Electric Trap Kills Rats.
Employees of a livery barn at Greencastle, Ind., have found a new way of killing rats caught around the barn. They have arranged a trap so that it can be attached to an electrically charged wire. When the current is turned on, the rats in the trap are shocked so severely that they live only a few minutes.
Dying, He Saves Train from Wreck.
Mortally wounded by a pistol shot, Kihara, Japanese section foreman, used the last of his strength to set a torpedo on the tracks of the Salt Lake route near Milford, Utah, to save the east-bound Pacific Limited train from possible wreck.
Kihara was shot by Mexicans who composed his force. They fled, leaving the hand car on the rails. The wounded man tried in vain to remove the car alone, and then dragged himself down the track with a torpedo, which he placed to check the train. The train stopped in response to the signal and brought Kihara to Milford, where he died.
Spoils Tooth on Raw Oyster.
F.J. Ham, of New York, broke a gold tooth crown on a pearl in a raw oyster at the Royal James Inn, at South Norwalk, Conn. Mr. Ham was indignant until a jeweler told him the pearl was worth fifty dollars. He says he is willing to break some more ten-dollar gold crowns on fifty-dollar pearls.
When Noise Breaks a Window.
Noise is an irregular wave in the air—which is a real thing, and has weight and power, remember. A wave of air may break a window exactly as the wave in the sea will break a breakwater, though, as the name tells us, the breakwater will break the wave, as long as that wave is not too strong.

→ Information shown
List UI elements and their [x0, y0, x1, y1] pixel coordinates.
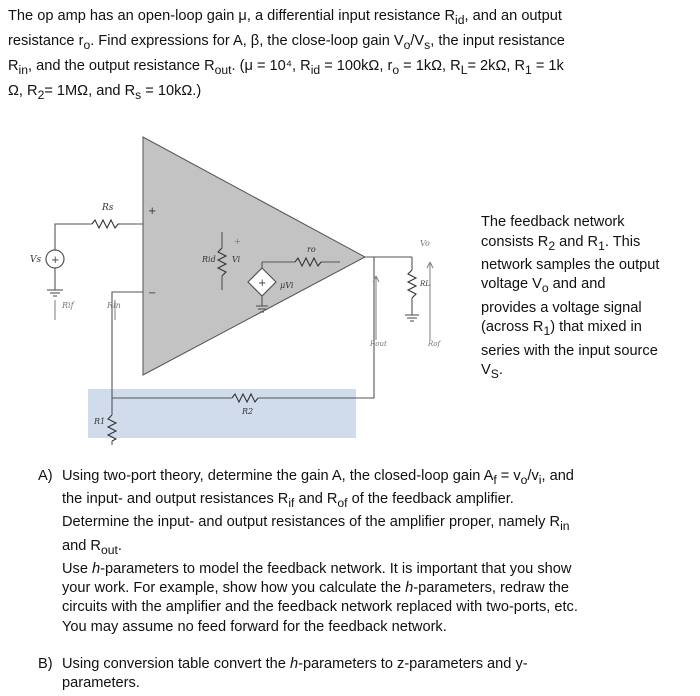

→ Stated exercise
Write out the short news items above word for word, from start to finish.

→ Correct response
Electric Trap Kills Rats.
Employees of a livery barn at Greencastle, Ind., have found a new way of killing rats caught around the barn. They have arranged a trap so that it can be attached to an electrically charged wire. When the current is turned on, the rats in the trap are shocked so severely that they live only a few minutes.
Dying, He Saves Train from Wreck.
Mortally wounded by a pistol shot, Kihara, Japanese section foreman, used the last of his strength to set a torpedo on the tracks of the Salt Lake route near Milford, Utah, to save the east-bound Pacific Limited train from possible wreck.
Kihara was shot by Mexicans who composed his force. They fled, leaving the hand car on the rails. The wounded man tried in vain to remove the car alone, and then dragged himself down the track with a torpedo, which he placed to check the train. The train stopped in response to the signal and brought Kihara to Milford, where he died.
Spoils Tooth on Raw Oyster.
F.J. Ham, of New York, broke a gold tooth crown on a pearl in a raw oyster at the Royal James Inn, at South Norwalk, Conn. Mr. Ham was indignant until a jeweler told him the pearl was worth fifty dollars. He says he is willing to break some more ten-dollar gold crowns on fifty-dollar pearls.
When Noise Breaks a Window.
Noise is an irregular wave in the air—which is a real thing, and has weight and power, remember. A wave of air may break a window exactly as the wave in the sea will break a breakwater, though, as the name tells us, the breakwater will break the wave, as long as that wave is not too strong.